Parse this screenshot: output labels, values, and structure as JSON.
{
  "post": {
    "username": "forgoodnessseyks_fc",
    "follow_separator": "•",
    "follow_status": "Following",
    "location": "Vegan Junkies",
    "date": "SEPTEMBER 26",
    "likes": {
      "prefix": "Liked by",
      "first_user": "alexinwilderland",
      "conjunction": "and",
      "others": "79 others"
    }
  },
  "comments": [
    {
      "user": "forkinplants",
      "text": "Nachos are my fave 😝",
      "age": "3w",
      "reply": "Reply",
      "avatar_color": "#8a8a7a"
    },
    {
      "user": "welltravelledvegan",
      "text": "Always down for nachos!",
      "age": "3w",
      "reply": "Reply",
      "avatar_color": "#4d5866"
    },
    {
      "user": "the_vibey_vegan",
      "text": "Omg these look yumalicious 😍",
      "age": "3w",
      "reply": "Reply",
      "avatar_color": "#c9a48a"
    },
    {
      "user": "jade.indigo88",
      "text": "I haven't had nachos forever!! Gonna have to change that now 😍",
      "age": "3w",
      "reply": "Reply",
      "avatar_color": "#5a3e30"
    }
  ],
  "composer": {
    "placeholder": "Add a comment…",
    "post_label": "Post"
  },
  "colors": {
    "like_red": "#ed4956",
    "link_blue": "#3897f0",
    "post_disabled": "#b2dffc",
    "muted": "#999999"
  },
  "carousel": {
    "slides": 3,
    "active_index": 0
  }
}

What the task requires -> Tell how many lines in the material contain the word "text". Only the number is wanted.

Finished exercise -> 4